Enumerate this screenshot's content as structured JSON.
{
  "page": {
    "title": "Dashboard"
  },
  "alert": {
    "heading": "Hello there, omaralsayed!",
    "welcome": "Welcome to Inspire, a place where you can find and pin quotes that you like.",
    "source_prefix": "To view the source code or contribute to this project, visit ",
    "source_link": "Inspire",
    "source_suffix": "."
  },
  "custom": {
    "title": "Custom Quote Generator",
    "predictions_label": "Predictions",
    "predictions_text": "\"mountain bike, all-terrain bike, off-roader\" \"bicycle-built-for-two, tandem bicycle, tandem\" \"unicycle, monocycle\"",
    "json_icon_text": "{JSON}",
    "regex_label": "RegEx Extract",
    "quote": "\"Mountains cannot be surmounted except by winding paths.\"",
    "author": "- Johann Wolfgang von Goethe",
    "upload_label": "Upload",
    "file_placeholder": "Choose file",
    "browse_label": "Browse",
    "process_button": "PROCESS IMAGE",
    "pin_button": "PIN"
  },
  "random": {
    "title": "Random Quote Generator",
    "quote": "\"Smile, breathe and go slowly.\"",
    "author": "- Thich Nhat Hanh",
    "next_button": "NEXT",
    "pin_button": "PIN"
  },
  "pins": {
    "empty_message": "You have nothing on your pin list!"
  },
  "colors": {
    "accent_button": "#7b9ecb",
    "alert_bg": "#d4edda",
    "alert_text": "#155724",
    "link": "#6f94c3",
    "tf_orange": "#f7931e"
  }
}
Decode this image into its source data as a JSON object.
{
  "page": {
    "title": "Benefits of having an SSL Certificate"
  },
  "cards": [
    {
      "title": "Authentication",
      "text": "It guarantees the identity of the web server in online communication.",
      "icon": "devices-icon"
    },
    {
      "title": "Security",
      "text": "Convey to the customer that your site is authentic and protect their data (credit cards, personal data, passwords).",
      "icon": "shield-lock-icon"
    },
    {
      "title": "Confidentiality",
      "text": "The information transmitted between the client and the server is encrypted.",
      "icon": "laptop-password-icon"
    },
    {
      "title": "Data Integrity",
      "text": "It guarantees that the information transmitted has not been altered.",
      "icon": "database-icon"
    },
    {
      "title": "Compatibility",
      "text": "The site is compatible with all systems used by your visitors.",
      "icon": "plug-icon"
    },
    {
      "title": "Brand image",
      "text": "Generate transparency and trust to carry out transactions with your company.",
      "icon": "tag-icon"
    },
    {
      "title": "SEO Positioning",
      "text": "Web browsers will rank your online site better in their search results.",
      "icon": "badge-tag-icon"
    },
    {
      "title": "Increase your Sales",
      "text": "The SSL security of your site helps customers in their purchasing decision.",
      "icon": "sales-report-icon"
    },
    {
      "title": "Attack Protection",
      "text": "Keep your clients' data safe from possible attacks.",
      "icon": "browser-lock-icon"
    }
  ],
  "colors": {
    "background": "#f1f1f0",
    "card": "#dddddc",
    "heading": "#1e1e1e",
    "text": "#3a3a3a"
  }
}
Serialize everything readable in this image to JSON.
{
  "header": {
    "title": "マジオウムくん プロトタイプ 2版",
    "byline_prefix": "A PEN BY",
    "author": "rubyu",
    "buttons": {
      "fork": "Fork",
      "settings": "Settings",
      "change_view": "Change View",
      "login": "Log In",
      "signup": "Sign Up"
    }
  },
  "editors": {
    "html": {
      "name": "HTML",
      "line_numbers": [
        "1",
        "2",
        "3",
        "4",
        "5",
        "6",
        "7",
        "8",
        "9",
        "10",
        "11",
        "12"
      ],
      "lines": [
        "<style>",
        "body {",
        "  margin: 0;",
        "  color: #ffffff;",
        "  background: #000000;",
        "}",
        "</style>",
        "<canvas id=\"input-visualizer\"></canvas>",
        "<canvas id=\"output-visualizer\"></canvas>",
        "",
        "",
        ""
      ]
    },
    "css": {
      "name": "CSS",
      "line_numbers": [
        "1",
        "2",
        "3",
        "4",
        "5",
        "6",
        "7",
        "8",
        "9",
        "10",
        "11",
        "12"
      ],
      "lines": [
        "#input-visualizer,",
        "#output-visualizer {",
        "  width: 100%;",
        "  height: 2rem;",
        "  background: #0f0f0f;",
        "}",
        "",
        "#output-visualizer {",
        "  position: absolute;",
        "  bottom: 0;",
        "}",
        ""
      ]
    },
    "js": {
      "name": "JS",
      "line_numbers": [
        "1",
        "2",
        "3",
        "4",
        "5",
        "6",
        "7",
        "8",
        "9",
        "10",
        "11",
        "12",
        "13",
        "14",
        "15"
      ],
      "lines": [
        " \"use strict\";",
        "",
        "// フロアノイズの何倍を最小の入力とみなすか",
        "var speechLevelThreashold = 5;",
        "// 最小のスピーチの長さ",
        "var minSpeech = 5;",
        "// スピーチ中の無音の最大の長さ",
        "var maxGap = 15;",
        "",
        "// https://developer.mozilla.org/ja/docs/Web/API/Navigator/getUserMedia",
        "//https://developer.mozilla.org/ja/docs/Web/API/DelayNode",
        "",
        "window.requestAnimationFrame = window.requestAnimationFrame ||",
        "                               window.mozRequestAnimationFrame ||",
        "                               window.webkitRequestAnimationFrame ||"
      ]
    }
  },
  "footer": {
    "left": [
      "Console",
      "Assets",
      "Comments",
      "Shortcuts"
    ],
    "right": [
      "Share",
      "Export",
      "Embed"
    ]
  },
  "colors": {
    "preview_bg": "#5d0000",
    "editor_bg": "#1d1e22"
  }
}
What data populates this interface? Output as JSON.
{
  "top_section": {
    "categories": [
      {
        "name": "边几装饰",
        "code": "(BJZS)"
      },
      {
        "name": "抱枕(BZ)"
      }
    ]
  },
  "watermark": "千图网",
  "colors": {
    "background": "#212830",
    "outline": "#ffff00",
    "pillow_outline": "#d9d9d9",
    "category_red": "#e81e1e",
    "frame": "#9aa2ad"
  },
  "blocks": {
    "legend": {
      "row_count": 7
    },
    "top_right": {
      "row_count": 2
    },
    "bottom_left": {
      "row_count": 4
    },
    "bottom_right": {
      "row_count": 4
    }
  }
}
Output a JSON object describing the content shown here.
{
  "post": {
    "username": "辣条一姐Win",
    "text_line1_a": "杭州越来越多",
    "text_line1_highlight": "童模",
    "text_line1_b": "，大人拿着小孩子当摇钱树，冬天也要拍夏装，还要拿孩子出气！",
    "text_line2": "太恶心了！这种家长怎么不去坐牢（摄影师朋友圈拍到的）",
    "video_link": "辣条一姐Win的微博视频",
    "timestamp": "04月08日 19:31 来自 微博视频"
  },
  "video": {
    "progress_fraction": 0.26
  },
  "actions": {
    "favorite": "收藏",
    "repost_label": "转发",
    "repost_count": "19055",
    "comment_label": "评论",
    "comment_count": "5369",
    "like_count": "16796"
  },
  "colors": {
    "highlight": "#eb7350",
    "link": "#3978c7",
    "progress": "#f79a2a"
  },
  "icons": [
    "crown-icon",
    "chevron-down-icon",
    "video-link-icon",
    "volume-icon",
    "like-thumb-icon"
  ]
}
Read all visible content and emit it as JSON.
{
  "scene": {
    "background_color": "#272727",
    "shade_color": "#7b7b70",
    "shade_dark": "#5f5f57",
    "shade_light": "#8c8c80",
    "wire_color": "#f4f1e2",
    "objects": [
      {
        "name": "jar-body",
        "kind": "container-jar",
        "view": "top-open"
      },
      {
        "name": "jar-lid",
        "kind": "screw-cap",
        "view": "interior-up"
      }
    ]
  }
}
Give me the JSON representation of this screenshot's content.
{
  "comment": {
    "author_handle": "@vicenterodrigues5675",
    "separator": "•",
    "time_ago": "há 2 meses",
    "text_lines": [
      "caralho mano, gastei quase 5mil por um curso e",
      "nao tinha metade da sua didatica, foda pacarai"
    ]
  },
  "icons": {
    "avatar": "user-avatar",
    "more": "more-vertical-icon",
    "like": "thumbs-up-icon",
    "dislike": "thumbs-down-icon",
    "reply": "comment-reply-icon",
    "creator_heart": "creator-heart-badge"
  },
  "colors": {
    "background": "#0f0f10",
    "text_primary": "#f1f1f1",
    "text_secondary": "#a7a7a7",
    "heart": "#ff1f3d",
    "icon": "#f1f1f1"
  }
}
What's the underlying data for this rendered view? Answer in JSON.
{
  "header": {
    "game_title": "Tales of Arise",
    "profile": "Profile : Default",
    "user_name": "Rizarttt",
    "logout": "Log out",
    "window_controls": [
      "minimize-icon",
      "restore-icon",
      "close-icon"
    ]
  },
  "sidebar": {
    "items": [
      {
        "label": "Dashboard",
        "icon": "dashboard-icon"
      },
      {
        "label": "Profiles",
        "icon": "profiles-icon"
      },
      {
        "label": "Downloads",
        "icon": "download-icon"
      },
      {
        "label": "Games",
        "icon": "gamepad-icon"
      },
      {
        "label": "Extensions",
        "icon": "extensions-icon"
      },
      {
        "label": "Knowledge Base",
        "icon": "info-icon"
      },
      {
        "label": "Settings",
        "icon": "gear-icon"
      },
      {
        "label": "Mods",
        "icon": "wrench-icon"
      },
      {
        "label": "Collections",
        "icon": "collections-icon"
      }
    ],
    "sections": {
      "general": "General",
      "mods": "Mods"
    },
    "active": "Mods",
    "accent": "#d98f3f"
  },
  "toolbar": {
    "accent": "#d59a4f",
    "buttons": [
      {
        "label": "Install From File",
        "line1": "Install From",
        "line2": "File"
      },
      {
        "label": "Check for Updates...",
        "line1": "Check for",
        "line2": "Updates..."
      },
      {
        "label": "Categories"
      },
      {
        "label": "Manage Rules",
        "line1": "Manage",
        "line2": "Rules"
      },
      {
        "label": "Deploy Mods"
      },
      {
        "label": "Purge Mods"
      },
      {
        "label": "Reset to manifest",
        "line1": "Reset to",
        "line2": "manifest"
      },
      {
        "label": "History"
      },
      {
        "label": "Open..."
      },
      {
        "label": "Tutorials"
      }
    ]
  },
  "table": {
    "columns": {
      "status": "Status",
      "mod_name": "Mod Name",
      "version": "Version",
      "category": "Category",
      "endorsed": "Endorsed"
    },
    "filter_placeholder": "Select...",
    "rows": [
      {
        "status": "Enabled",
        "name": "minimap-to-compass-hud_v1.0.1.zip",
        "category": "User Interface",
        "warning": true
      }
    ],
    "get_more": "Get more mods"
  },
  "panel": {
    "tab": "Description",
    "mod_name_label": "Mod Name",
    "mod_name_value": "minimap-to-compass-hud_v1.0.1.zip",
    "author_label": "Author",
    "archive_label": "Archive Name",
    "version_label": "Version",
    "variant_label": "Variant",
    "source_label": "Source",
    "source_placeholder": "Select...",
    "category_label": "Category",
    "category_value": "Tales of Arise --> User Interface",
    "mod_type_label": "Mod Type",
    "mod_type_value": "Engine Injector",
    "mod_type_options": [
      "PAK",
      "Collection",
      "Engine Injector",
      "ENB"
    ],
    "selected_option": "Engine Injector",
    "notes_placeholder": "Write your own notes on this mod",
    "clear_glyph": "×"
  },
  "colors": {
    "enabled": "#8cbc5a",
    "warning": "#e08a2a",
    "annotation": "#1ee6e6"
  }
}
++++++++++
Exercise task
Give only the count of lines in the data that include the string "content".

Task output
4